Data supplied:
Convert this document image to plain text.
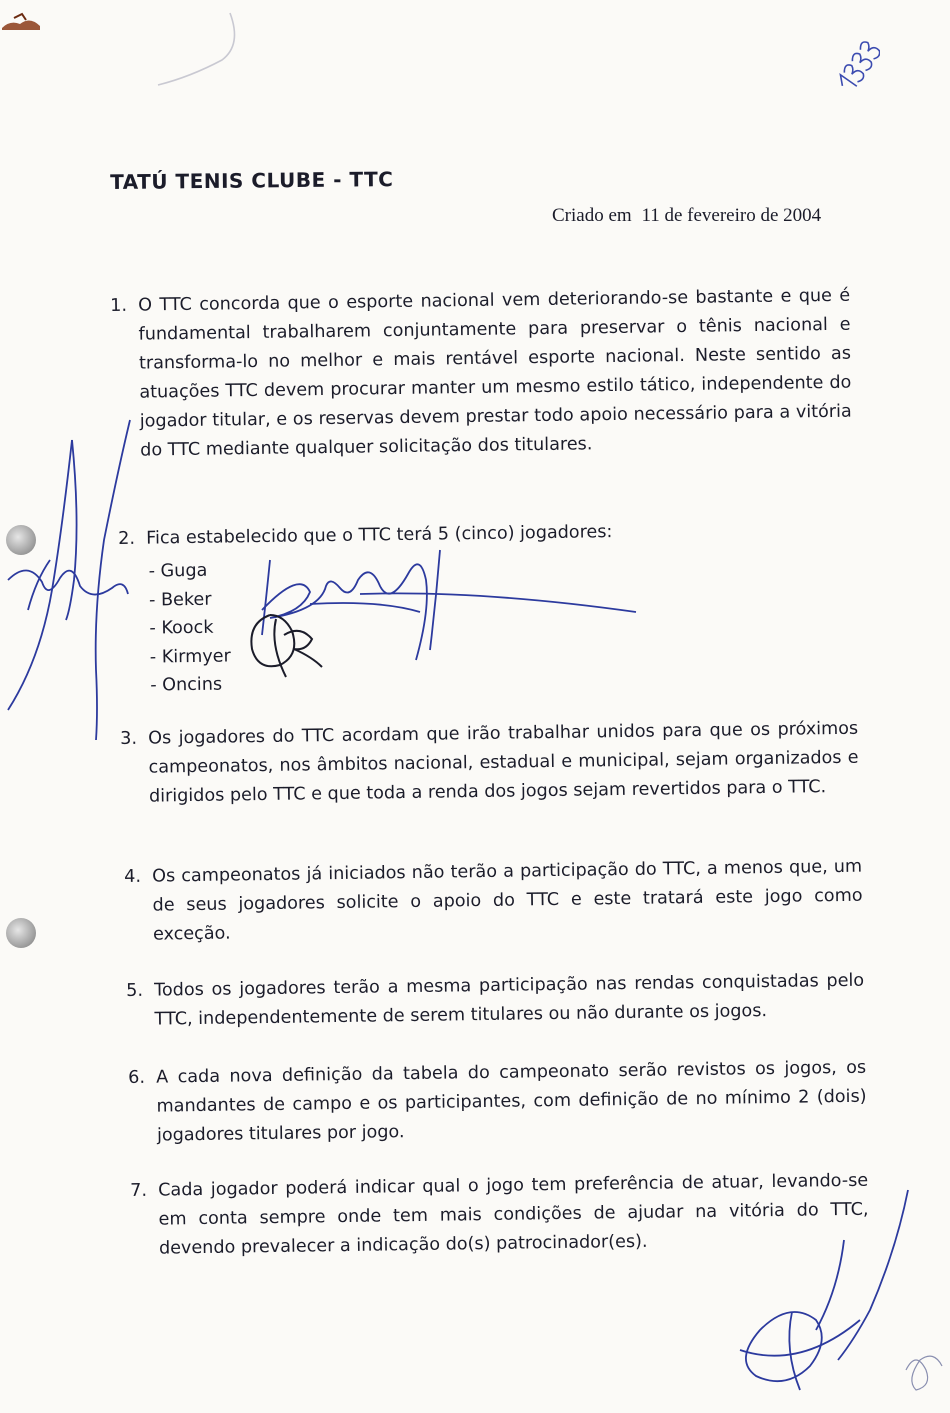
TATÚ TENIS CLUBE - TTC
Criado em 11 de fevereiro de 2004
1. O TTC concorda que o esporte nacional vem deteriorando-se bastante e que é fundamental trabalharem conjuntamente para preservar o tênis nacional e transforma-lo no melhor e mais rentável esporte nacional. Neste sentido as atuações TTC devem procurar manter um mesmo estilo tático, independente do jogador titular, e os reservas devem prestar todo apoio necessário para a vitória do TTC mediante qualquer solicitação dos titulares.
2. Fica estabelecido que o TTC terá 5 (cinco) jogadores:
- Guga
- Beker
- Koock
- Kirmyer
- Oncins
3. Os jogadores do TTC acordam que irão trabalhar unidos para que os próximos campeonatos, nos âmbitos nacional, estadual e municipal, sejam organizados e dirigidos pelo TTC e que toda a renda dos jogos sejam revertidos para o TTC.
4. Os campeonatos já iniciados não terão a participação do TTC, a menos que, um de seus jogadores solicite o apoio do TTC e este tratará este jogo como exceção.
5. Todos os jogadores terão a mesma participação nas rendas conquistadas pelo TTC, independentemente de serem titulares ou não durante os jogos.
6. A cada nova definição da tabela do campeonato serão revistos os jogos, os mandantes de campo e os participantes, com definição de no mínimo 2 (dois) jogadores titulares por jogo.
7. Cada jogador poderá indicar qual o jogo tem preferência de atuar, levando-se em conta sempre onde tem mais condições de ajudar na vitória do TTC, devendo prevalecer a indicação do(s) patrocinador(es).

What is asked:
Reproduce each record above by retyping it exactly; omit all images.

Written answer:
Convert this document image to plain text.
TATÚ TENIS CLUBE - TTC
Criado em 11 de fevereiro de 2004
1. O TTC concorda que o esporte nacional vem deteriorando-se bastante e que é fundamental trabalharem conjuntamente para preservar o tênis nacional e transforma-lo no melhor e mais rentável esporte nacional. Neste sentido as atuações TTC devem procurar manter um mesmo estilo tático, independente do jogador titular, e os reservas devem prestar todo apoio necessário para a vitória do TTC mediante qualquer solicitação dos titulares.
2. Fica estabelecido que o TTC terá 5 (cinco) jogadores:
- Guga
- Beker
- Koock
- Kirmyer
- Oncins
3. Os jogadores do TTC acordam que irão trabalhar unidos para que os próximos campeonatos, nos âmbitos nacional, estadual e municipal, sejam organizados e dirigidos pelo TTC e que toda a renda dos jogos sejam revertidos para o TTC.
4. Os campeonatos já iniciados não terão a participação do TTC, a menos que, um de seus jogadores solicite o apoio do TTC e este tratará este jogo como exceção.
5. Todos os jogadores terão a mesma participação nas rendas conquistadas pelo TTC, independentemente de serem titulares ou não durante os jogos.
6. A cada nova definição da tabela do campeonato serão revistos os jogos, os mandantes de campo e os participantes, com definição de no mínimo 2 (dois) jogadores titulares por jogo.
7. Cada jogador poderá indicar qual o jogo tem preferência de atuar, levando-se em conta sempre onde tem mais condições de ajudar na vitória do TTC, devendo prevalecer a indicação do(s) patrocinador(es).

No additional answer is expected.